_Série d'exercices_:
(A) Quelles sont toutes les valeurs numériques écrites en chiffres dans l'extrait sur la randonnée en famille ? Citez chacune une seule fois.
(B) Dans l'extrait sur la randonnée en famille, reprenez le passage qui commence par les mots « Ce parcours de » et se termine par « de Récits d’aventures. », en changeant « canicule » en « chaleur ».
(C) D'après l'extrait sur la randonnée en famille, quel âge avait Ira pendant la marche sur le sentier de Wainwright ?

_Extrait du document_:
1000 kilomètres de rando en famille

Josh Barnett
/temps de lecture : 8 minutes

Ce parcours de 1000 kilomètres est une véritable grande randonnée ponctuée de moments difficiles. L’arpenter est aussi délicat que de prendre soin d’un nourisson. Que se passe-t-il lorsque vous décidez d’associer les deux et de vous embarquer dans une odyssée unique : une randonnée familiale de 65 jours sous la canicule et la traditionnelle pluie britannique ? Vous aurez une bonne histoire à raconter à vos petits-enfants. C’est aussi simple que cela ! Pour en savoir plus, découvrez dès à présent l’article dans ce nouveau numéro de Récits d’aventures.

Catherine

Éditrice — Récits d'aventures

Avec Freya, nous avions parcouru avec peine et fatigue les derniers kilomètres jusqu’au port de RobinHood’s Bay en ce 19 juin 2021. Aucun de nous n’aurait imaginé pouvoir marcher un pas de plus.  Le sentier côte à côte de Wainwright nous avait demandé près de trois semaines pour parcourir plus de 320 kilomètres à travers certains des terrains les plus escarpés du nord de l’Angleterre. Nous avancions avec Ira, notre fille de sept mois pelotonnée contre la poitrine de Freya, et l’équivalent de trois packs de grande randonnée dans mon sac à dos. Une expérience enrichissante qui nous a permis de renouer avec nos sens, même si atteindre la ligne d’arrivée à été l’occasion de pouvoir enfin se reposer (sans les fourmillements dans nos orteils). Et puis deux années plus tard, nous n’avions qu’une seule hâte : renouer avec l’aventure en mettant nos sacs à dos et partir randonner avec Ira.

_Contenu des données_:
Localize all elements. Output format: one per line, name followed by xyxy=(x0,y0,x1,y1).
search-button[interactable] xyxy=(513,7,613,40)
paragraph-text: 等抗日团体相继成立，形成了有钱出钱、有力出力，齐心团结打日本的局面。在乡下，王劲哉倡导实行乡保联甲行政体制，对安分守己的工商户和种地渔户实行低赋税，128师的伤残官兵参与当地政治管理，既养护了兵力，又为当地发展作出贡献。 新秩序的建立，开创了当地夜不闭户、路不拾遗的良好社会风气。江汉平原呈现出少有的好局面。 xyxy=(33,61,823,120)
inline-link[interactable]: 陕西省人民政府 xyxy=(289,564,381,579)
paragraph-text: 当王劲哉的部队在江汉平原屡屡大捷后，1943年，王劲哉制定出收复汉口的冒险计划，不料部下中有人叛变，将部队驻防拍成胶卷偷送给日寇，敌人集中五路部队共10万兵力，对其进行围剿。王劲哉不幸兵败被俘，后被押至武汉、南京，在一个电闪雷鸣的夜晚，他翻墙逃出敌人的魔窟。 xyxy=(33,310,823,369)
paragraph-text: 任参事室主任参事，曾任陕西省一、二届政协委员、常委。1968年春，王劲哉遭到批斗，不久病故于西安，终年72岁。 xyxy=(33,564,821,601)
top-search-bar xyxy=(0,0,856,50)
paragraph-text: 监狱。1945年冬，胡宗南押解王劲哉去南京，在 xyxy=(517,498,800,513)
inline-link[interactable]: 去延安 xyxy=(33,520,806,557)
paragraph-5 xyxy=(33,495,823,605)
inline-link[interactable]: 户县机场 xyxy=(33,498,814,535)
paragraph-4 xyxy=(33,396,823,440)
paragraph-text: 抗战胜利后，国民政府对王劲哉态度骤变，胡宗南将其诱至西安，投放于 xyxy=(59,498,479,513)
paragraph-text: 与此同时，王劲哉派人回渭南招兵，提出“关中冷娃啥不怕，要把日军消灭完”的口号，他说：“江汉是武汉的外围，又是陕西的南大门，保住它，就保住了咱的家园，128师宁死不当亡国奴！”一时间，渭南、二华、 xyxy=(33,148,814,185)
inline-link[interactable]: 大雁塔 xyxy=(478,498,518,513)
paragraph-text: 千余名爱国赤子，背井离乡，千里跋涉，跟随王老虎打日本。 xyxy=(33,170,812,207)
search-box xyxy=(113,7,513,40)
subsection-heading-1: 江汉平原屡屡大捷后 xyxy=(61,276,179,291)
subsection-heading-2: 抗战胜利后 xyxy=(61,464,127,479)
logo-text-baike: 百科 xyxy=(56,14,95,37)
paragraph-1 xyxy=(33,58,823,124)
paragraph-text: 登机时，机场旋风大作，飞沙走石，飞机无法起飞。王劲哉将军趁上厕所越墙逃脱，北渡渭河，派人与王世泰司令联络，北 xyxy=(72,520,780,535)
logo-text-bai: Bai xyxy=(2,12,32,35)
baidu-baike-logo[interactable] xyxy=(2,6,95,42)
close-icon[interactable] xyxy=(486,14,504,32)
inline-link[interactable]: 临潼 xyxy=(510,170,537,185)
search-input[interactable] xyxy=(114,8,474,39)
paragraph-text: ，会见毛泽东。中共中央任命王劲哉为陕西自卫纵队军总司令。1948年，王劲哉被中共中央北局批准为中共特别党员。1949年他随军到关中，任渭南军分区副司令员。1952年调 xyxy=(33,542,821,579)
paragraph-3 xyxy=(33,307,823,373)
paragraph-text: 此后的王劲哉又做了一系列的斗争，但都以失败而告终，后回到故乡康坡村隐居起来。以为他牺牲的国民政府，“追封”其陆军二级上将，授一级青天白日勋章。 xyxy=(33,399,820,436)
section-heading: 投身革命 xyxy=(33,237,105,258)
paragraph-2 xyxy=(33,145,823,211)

_Résultats par exercice_:
(A) 1000, 8, 65, 19, 2021, 320

(B)
Ce parcours de 1000 kilomètres est une véritable grande randonnée ponctuée de moments difficiles. L’arpenter est aussi délicat que de prendre soin d’un nourisson. Que se passe-t-il lorsque vous décidez d’associer les deux et de vous embarquer dans une odyssée unique : une randonnée familiale de 65 jours sous la chaleur et la traditionnelle pluie britannique ? Vous aurez une bonne histoire à raconter à vos petits-enfants. C’est aussi simple que cela ! Pour en savoir plus, découvrez dès à présent l’article dans ce nouveau numéro de Récits d’aventures.

(C) Sept mois.